Exercise brief → Determine which lines contain the word "Восходящая", then copy those lines.

Given records →
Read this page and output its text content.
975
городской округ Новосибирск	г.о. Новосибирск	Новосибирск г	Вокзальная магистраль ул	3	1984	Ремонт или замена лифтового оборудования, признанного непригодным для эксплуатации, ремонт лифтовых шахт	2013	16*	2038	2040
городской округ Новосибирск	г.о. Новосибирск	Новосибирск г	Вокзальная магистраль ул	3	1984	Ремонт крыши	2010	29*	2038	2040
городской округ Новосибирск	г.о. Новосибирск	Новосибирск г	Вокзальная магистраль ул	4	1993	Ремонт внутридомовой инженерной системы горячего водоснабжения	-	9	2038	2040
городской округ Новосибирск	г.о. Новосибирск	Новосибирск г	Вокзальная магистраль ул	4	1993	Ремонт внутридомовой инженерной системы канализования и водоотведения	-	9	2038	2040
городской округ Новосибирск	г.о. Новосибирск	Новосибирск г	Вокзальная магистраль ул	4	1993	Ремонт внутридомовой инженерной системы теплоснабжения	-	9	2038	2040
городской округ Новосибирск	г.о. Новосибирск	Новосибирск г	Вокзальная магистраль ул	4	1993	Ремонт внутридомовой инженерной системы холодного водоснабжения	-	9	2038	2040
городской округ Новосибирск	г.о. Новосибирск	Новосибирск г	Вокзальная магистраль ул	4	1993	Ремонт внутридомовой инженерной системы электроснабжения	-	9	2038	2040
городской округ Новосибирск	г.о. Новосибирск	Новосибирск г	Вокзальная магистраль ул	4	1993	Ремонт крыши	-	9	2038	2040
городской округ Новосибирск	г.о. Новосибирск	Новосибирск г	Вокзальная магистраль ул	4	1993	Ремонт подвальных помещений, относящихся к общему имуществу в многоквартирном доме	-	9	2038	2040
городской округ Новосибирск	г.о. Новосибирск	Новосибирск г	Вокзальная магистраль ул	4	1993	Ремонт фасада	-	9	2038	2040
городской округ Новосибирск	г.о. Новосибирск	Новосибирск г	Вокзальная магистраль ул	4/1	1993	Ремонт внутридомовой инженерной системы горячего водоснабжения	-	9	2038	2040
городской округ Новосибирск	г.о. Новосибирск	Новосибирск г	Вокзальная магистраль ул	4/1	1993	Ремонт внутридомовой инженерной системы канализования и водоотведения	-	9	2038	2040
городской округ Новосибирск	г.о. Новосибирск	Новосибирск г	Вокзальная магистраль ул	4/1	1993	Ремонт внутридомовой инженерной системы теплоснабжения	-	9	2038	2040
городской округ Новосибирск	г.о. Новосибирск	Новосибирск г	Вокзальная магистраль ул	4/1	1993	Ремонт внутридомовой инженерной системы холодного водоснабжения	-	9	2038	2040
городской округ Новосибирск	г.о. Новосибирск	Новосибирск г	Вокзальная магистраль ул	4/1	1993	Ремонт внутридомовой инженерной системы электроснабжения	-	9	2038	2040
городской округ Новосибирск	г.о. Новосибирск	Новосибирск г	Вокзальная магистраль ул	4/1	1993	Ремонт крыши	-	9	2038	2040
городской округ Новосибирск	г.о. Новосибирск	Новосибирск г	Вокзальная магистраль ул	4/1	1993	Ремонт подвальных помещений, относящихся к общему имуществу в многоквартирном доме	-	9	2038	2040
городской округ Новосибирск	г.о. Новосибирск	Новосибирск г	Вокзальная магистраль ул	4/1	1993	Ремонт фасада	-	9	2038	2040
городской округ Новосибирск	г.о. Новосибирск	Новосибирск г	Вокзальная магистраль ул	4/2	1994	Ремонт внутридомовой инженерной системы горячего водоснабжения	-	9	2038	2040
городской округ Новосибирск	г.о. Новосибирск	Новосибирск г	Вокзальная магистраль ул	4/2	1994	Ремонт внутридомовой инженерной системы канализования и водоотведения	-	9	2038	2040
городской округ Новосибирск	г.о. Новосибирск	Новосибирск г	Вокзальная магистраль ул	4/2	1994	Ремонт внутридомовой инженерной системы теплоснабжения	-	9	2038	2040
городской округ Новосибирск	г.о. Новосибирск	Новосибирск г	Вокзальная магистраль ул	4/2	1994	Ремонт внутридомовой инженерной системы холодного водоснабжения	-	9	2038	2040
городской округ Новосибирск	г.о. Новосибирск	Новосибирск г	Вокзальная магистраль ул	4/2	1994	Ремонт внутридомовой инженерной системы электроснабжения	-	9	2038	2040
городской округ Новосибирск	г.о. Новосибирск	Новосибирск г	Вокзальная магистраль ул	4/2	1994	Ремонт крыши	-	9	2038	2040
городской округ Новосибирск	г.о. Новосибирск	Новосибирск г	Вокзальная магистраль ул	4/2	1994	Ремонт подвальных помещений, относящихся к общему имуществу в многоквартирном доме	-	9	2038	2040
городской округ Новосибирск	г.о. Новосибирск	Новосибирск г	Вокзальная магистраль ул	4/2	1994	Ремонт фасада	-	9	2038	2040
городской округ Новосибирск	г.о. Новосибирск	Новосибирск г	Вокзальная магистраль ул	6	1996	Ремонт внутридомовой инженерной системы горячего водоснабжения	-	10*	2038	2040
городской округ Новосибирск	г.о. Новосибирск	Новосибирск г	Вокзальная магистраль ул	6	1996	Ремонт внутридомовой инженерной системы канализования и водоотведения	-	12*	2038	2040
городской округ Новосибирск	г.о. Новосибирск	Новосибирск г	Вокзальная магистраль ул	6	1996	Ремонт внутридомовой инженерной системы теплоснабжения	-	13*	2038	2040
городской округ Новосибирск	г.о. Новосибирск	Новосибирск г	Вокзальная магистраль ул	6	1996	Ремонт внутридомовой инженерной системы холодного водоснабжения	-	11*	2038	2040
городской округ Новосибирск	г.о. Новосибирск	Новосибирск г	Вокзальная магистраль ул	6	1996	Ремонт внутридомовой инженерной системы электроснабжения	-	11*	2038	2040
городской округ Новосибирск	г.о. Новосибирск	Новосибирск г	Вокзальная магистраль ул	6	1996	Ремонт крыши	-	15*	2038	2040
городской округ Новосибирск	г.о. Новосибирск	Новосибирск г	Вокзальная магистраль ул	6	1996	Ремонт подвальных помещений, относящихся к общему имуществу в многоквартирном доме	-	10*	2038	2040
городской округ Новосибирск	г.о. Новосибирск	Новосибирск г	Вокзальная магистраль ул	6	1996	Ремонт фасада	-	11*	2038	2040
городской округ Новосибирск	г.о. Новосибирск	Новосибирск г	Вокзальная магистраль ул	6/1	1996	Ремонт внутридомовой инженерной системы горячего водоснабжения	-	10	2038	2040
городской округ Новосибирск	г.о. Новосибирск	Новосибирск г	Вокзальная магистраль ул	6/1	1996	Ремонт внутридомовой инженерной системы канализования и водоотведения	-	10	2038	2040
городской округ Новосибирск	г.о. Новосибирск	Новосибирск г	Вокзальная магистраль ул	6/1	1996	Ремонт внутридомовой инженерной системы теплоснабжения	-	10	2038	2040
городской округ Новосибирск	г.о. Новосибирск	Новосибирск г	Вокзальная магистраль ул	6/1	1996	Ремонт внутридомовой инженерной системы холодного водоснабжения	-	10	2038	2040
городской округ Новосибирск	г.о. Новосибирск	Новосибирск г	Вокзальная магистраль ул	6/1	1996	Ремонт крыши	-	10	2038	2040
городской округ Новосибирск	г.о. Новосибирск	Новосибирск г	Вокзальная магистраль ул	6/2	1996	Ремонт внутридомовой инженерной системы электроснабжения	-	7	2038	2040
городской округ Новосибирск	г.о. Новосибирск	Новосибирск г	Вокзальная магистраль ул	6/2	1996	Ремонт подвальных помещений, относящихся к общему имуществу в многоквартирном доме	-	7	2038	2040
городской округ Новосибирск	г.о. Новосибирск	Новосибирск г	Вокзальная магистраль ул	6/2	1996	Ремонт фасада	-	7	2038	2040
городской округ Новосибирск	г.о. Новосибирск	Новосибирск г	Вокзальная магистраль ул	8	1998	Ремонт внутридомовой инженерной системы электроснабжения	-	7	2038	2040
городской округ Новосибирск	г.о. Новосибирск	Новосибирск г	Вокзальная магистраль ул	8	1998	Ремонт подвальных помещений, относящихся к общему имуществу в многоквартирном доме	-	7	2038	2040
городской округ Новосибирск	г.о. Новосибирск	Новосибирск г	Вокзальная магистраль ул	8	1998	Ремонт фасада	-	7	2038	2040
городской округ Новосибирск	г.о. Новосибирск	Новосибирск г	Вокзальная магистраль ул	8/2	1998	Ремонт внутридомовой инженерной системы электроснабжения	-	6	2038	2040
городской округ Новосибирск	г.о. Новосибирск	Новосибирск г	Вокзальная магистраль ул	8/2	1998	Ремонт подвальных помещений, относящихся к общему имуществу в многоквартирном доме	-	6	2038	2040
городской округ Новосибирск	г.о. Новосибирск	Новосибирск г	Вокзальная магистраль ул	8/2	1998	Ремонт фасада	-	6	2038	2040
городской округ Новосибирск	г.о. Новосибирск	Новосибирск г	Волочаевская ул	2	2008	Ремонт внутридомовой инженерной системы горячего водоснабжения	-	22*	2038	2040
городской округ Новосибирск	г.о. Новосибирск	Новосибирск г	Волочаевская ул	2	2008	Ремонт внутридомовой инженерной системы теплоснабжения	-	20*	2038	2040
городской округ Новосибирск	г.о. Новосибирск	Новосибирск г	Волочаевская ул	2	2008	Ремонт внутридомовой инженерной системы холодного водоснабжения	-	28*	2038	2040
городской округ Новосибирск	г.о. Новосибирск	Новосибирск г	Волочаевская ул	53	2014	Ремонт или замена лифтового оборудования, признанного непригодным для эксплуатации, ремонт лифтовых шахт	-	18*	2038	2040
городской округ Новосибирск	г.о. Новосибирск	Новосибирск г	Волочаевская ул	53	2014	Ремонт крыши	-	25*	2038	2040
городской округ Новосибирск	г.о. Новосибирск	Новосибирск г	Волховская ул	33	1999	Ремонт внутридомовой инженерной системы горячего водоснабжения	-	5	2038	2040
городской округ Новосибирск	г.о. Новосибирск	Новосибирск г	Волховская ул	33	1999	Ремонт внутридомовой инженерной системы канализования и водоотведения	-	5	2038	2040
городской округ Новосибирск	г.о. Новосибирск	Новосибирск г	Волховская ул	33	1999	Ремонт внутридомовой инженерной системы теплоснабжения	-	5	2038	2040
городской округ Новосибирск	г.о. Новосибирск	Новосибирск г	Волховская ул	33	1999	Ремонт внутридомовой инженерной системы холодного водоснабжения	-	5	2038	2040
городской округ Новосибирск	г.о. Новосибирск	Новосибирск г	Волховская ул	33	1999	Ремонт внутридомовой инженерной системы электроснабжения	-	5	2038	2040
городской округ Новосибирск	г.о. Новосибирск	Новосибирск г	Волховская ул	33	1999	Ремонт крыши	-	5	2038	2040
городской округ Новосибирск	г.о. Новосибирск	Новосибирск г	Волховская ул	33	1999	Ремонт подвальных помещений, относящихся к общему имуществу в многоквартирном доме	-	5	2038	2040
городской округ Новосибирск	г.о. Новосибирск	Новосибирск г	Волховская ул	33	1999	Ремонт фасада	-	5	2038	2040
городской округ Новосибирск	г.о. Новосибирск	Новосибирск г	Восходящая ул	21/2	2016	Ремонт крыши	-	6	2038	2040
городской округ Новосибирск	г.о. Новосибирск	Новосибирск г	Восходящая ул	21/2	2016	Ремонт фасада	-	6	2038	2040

Exercise answer →
городской округ Новосибирск	г.о. Новосибирск	Новосибирск г	Восходящая ул	21/2	2016	Ремонт крыши	-	6	2038	2040
городской округ Новосибирск	г.о. Новосибирск	Новосибирск г	Восходящая ул	21/2	2016	Ремонт фасада	-	6	2038	2040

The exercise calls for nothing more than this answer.